Do any lines in the data below contain "gmail"? If so, copy every one of them.
········
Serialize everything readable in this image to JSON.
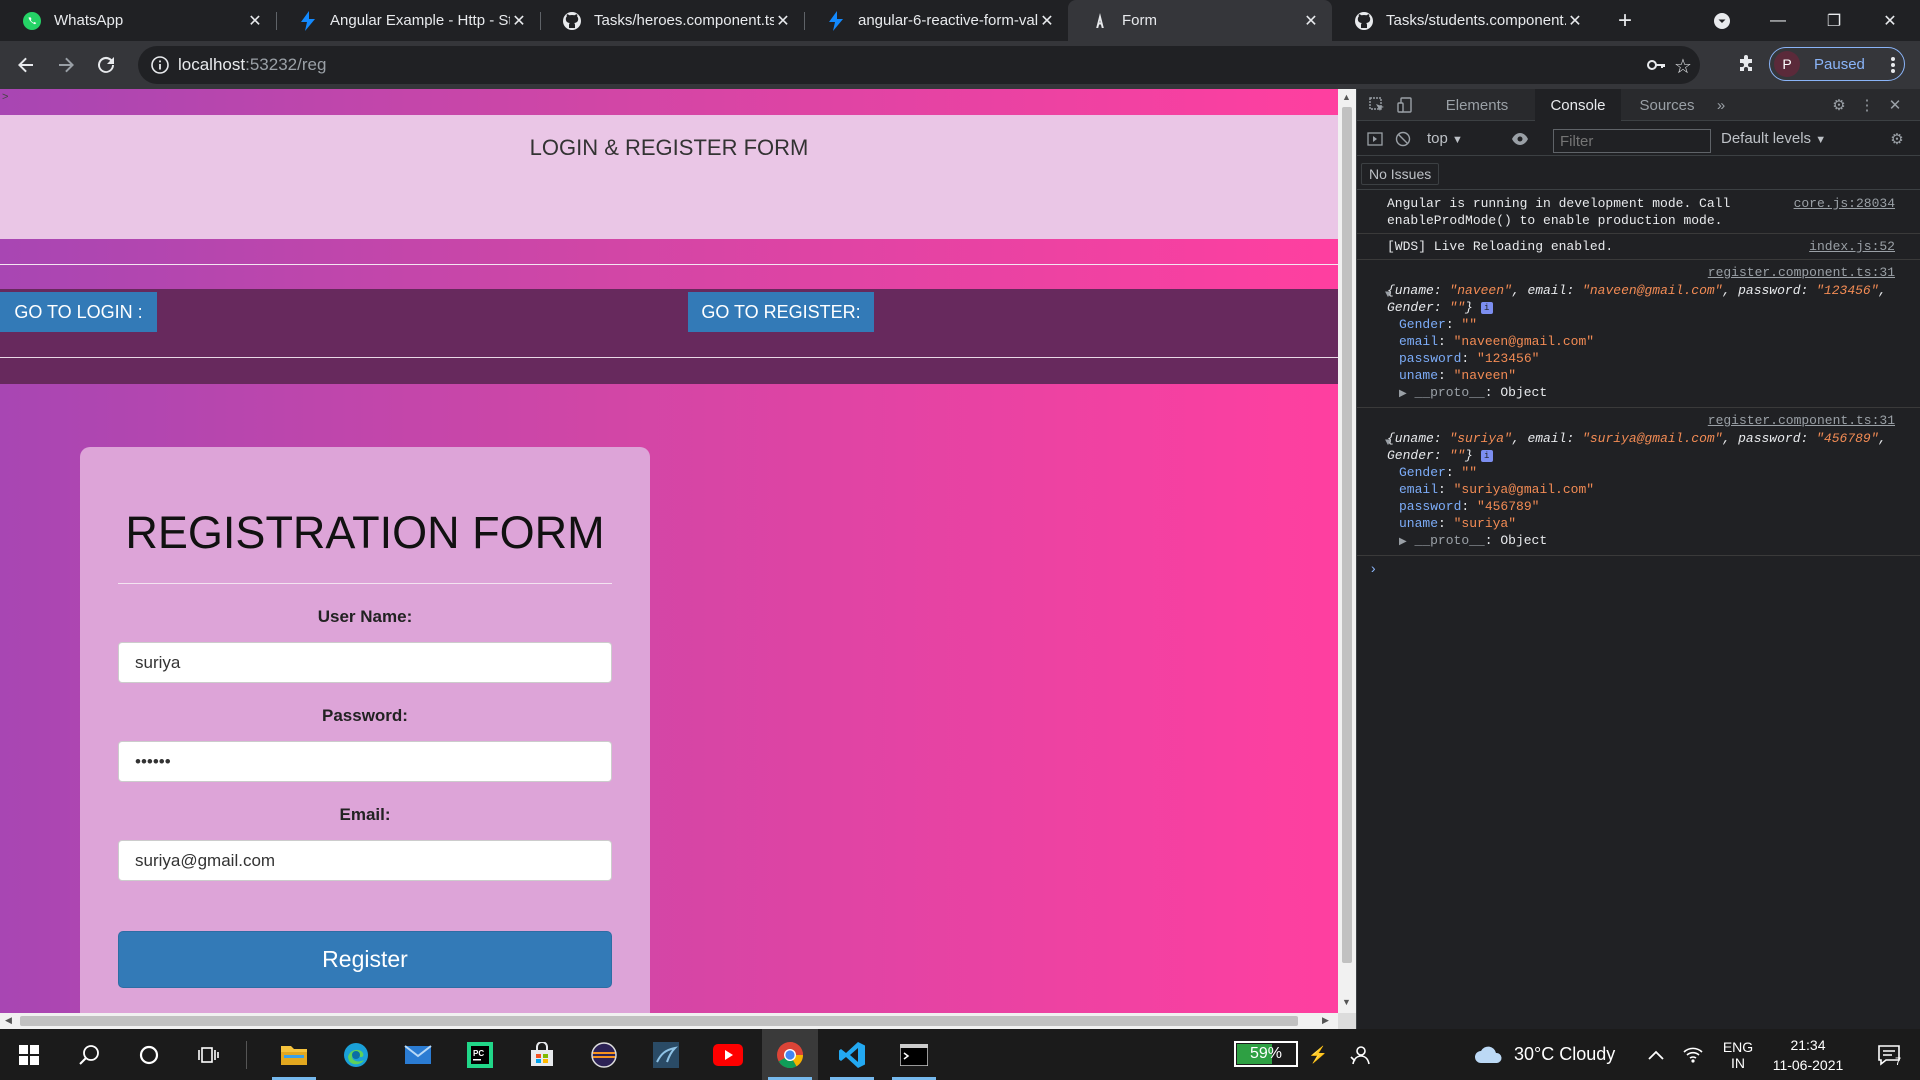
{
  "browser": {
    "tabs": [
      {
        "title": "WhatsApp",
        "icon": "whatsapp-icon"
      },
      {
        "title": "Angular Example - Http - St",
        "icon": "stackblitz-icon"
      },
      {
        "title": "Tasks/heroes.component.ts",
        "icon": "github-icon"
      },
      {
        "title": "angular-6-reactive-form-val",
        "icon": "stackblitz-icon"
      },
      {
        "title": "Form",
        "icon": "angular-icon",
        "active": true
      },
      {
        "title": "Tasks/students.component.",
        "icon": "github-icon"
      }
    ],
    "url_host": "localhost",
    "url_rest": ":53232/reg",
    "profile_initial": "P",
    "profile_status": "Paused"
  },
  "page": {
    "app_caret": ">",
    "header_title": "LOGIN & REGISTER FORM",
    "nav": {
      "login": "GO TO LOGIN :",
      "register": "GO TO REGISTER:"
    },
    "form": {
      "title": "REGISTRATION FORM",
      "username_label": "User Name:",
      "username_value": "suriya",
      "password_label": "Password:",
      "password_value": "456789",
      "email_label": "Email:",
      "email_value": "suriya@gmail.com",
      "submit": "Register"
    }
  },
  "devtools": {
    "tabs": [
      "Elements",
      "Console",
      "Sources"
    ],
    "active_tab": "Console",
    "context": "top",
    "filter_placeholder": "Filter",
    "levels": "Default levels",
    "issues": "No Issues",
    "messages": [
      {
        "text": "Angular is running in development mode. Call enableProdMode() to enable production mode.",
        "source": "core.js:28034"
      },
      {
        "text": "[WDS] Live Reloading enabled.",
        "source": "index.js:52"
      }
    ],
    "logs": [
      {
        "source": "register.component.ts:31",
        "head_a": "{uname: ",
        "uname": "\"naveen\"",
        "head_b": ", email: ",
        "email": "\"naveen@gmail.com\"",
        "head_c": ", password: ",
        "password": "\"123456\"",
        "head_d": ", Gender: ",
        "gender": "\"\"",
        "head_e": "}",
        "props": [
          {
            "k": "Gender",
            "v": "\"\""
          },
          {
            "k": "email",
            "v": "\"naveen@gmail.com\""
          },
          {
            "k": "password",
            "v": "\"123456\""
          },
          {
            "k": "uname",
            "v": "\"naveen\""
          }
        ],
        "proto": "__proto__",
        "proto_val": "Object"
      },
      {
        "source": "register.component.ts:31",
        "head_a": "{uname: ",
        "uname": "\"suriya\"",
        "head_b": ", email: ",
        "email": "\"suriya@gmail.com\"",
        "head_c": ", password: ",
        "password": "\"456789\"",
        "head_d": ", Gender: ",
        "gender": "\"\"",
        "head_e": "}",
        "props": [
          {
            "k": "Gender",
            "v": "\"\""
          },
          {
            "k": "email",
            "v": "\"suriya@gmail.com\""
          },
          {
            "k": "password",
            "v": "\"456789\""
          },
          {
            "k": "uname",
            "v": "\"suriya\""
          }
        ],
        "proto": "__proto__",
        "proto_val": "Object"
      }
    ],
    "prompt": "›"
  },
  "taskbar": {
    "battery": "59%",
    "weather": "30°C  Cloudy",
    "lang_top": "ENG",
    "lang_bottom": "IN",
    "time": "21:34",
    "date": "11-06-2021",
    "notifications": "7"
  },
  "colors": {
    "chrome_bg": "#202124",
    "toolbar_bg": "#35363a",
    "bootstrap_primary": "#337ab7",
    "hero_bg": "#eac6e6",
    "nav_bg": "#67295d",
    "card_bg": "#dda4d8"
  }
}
········
Output of the exercise —
      "email_value": "suriya@gmail.com",
        "email": "\"naveen@gmail.com\"",
            "v": "\"naveen@gmail.com\""
        "email": "\"suriya@gmail.com\"",
            "v": "\"suriya@gmail.com\""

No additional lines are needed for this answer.